** START Provided data **

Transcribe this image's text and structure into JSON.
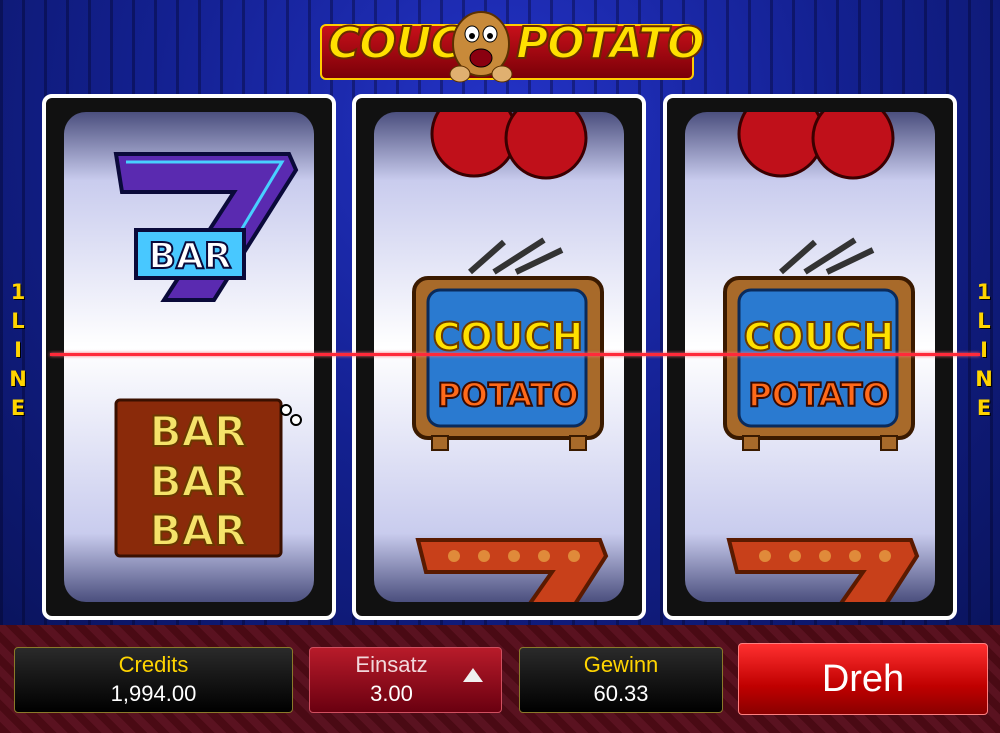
{
  "game": {
    "logo_left": "COUCH",
    "logo_right": "POTATO",
    "line_label_number": "1",
    "line_label_letters": [
      "L",
      "I",
      "N",
      "E"
    ]
  },
  "symbols": {
    "seven_bar_text": "BAR",
    "triple_bar_text": [
      "BAR",
      "BAR",
      "BAR"
    ],
    "tv_line1": "COUCH",
    "tv_line2": "POTATO"
  },
  "reels": [
    [
      "seven-bar",
      "triple-bar"
    ],
    [
      "cherries",
      "couch-potato-tv",
      "seven"
    ],
    [
      "cherries",
      "couch-potato-tv",
      "seven"
    ]
  ],
  "controls": {
    "credits_label": "Credits",
    "credits_value": "1,994.00",
    "bet_label": "Einsatz",
    "bet_value": "3.00",
    "win_label": "Gewinn",
    "win_value": "60.33",
    "spin_label": "Dreh"
  },
  "colors": {
    "payline": "#ff2a3a",
    "accent_gold": "#ffd400",
    "spin_red": "#e00000"
  }
}
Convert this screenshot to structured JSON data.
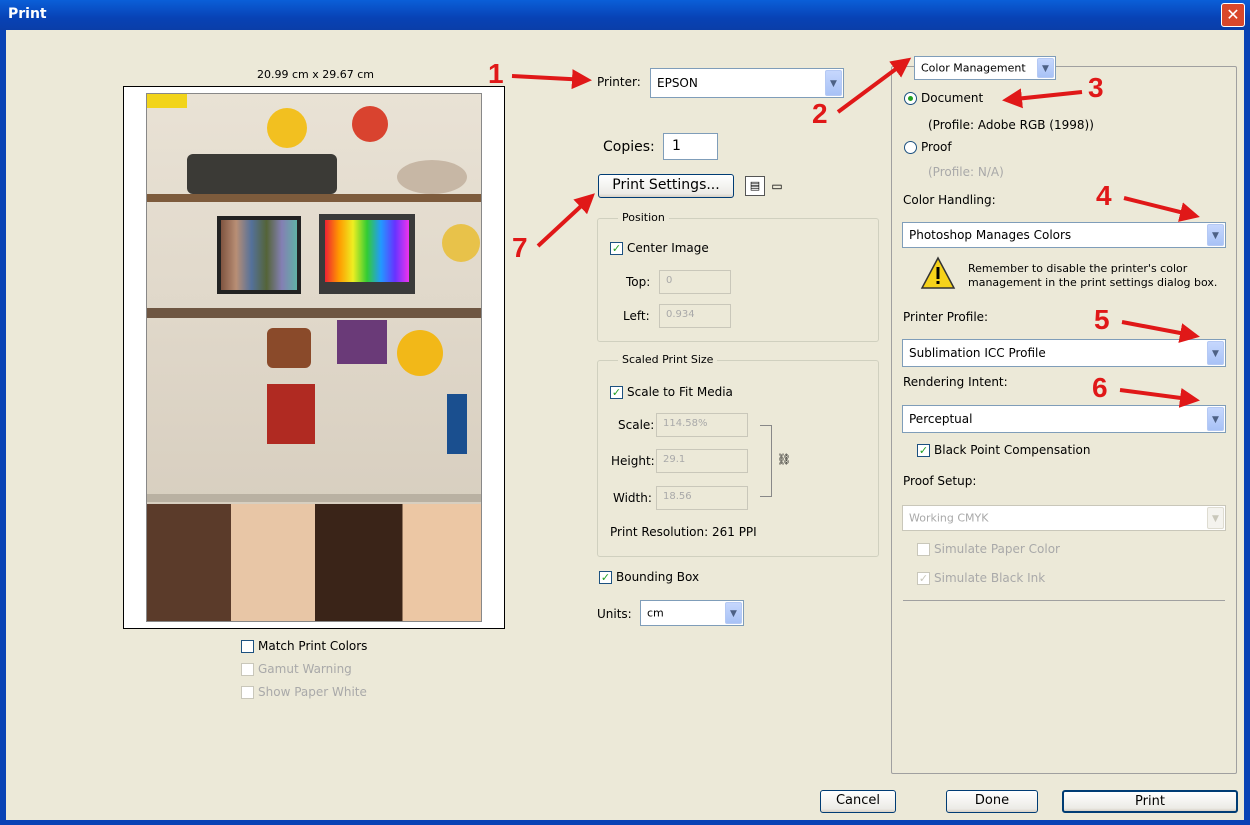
{
  "window": {
    "title": "Print",
    "close_glyph": "✕"
  },
  "preview": {
    "size_label": "20.99 cm x 29.67 cm",
    "checkboxes": [
      {
        "label": "Match Print Colors",
        "checked": false,
        "enabled": true
      },
      {
        "label": "Gamut Warning",
        "checked": false,
        "enabled": false
      },
      {
        "label": "Show Paper White",
        "checked": false,
        "enabled": false
      }
    ]
  },
  "printer": {
    "label": "Printer:",
    "value": "EPSON"
  },
  "copies": {
    "label": "Copies:",
    "value": "1"
  },
  "print_settings": {
    "label": "Print Settings..."
  },
  "position": {
    "title": "Position",
    "center_image": {
      "label": "Center Image",
      "checked": true
    },
    "top": {
      "label": "Top:",
      "value": "0"
    },
    "left": {
      "label": "Left:",
      "value": "0.934"
    }
  },
  "scaled": {
    "title": "Scaled Print Size",
    "scale_to_fit": {
      "label": "Scale to Fit Media",
      "checked": true
    },
    "scale": {
      "label": "Scale:",
      "value": "114.58%"
    },
    "height": {
      "label": "Height:",
      "value": "29.1"
    },
    "width": {
      "label": "Width:",
      "value": "18.56"
    },
    "resolution": "Print Resolution: 261 PPI"
  },
  "bounding_box": {
    "label": "Bounding Box",
    "checked": true
  },
  "units": {
    "label": "Units:",
    "value": "cm"
  },
  "color": {
    "dropdown": "Color Management",
    "document": {
      "label": "Document",
      "selected": true,
      "profile": "(Profile: Adobe RGB (1998))"
    },
    "proof": {
      "label": "Proof",
      "selected": false,
      "profile": "(Profile: N/A)"
    },
    "handling_label": "Color Handling:",
    "handling_value": "Photoshop Manages Colors",
    "warning": "Remember to disable the printer's color management in the print settings dialog box.",
    "printer_profile_label": "Printer Profile:",
    "printer_profile_value": "Sublimation ICC Profile",
    "rendering_label": "Rendering Intent:",
    "rendering_value": "Perceptual",
    "bpc": {
      "label": "Black Point Compensation",
      "checked": true
    },
    "proof_setup_label": "Proof Setup:",
    "proof_setup_value": "Working CMYK",
    "simulate_paper": {
      "label": "Simulate Paper Color",
      "checked": false
    },
    "simulate_ink": {
      "label": "Simulate Black Ink",
      "checked": true
    }
  },
  "buttons": {
    "cancel": "Cancel",
    "done": "Done",
    "print": "Print"
  },
  "annotations": [
    "1",
    "2",
    "3",
    "4",
    "5",
    "6",
    "7"
  ],
  "colors": {
    "annotation": "#e01818",
    "titlebar": "#0842b5",
    "checkmark": "#21a121"
  },
  "icons": [
    "combo-arrow-icon",
    "warning-icon",
    "page-setup-icon",
    "link-chain-icon",
    "close-icon"
  ]
}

** END Provided data **

_Task details:_ Copy out the data above exactly, except the pictures.

_Written response:_
Transcribe this image's text and structure into JSON.
{
  "game": {
    "logo_left": "COUCH",
    "logo_right": "POTATO",
    "line_label_number": "1",
    "line_label_letters": [
      "L",
      "I",
      "N",
      "E"
    ]
  },
  "symbols": {
    "seven_bar_text": "BAR",
    "triple_bar_text": [
      "BAR",
      "BAR",
      "BAR"
    ],
    "tv_line1": "COUCH",
    "tv_line2": "POTATO"
  },
  "reels": [
    [
      "seven-bar",
      "triple-bar"
    ],
    [
      "cherries",
      "couch-potato-tv",
      "seven"
    ],
    [
      "cherries",
      "couch-potato-tv",
      "seven"
    ]
  ],
  "controls": {
    "credits_label": "Credits",
    "credits_value": "1,994.00",
    "bet_label": "Einsatz",
    "bet_value": "3.00",
    "win_label": "Gewinn",
    "win_value": "60.33",
    "spin_label": "Dreh"
  },
  "colors": {
    "payline": "#ff2a3a",
    "accent_gold": "#ffd400",
    "spin_red": "#e00000"
  }
}
Convert this screenshot to structured JSON data.
{
  "window": {
    "title": "Print",
    "close_glyph": "✕"
  },
  "preview": {
    "size_label": "20.99 cm x 29.67 cm",
    "checkboxes": [
      {
        "label": "Match Print Colors",
        "checked": false,
        "enabled": true
      },
      {
        "label": "Gamut Warning",
        "checked": false,
        "enabled": false
      },
      {
        "label": "Show Paper White",
        "checked": false,
        "enabled": false
      }
    ]
  },
  "printer": {
    "label": "Printer:",
    "value": "EPSON"
  },
  "copies": {
    "label": "Copies:",
    "value": "1"
  },
  "print_settings": {
    "label": "Print Settings..."
  },
  "position": {
    "title": "Position",
    "center_image": {
      "label": "Center Image",
      "checked": true
    },
    "top": {
      "label": "Top:",
      "value": "0"
    },
    "left": {
      "label": "Left:",
      "value": "0.934"
    }
  },
  "scaled": {
    "title": "Scaled Print Size",
    "scale_to_fit": {
      "label": "Scale to Fit Media",
      "checked": true
    },
    "scale": {
      "label": "Scale:",
      "value": "114.58%"
    },
    "height": {
      "label": "Height:",
      "value": "29.1"
    },
    "width": {
      "label": "Width:",
      "value": "18.56"
    },
    "resolution": "Print Resolution: 261 PPI"
  },
  "bounding_box": {
    "label": "Bounding Box",
    "checked": true
  },
  "units": {
    "label": "Units:",
    "value": "cm"
  },
  "color": {
    "dropdown": "Color Management",
    "document": {
      "label": "Document",
      "selected": true,
      "profile": "(Profile: Adobe RGB (1998))"
    },
    "proof": {
      "label": "Proof",
      "selected": false,
      "profile": "(Profile: N/A)"
    },
    "handling_label": "Color Handling:",
    "handling_value": "Photoshop Manages Colors",
    "warning": "Remember to disable the printer's color management in the print settings dialog box.",
    "printer_profile_label": "Printer Profile:",
    "printer_profile_value": "Sublimation ICC Profile",
    "rendering_label": "Rendering Intent:",
    "rendering_value": "Perceptual",
    "bpc": {
      "label": "Black Point Compensation",
      "checked": true
    },
    "proof_setup_label": "Proof Setup:",
    "proof_setup_value": "Working CMYK",
    "simulate_paper": {
      "label": "Simulate Paper Color",
      "checked": false
    },
    "simulate_ink": {
      "label": "Simulate Black Ink",
      "checked": true
    }
  },
  "buttons": {
    "cancel": "Cancel",
    "done": "Done",
    "print": "Print"
  },
  "annotations": [
    "1",
    "2",
    "3",
    "4",
    "5",
    "6",
    "7"
  ],
  "colors": {
    "annotation": "#e01818",
    "titlebar": "#0842b5",
    "checkmark": "#21a121"
  },
  "icons": [
    "combo-arrow-icon",
    "warning-icon",
    "page-setup-icon",
    "link-chain-icon",
    "close-icon"
  ]
}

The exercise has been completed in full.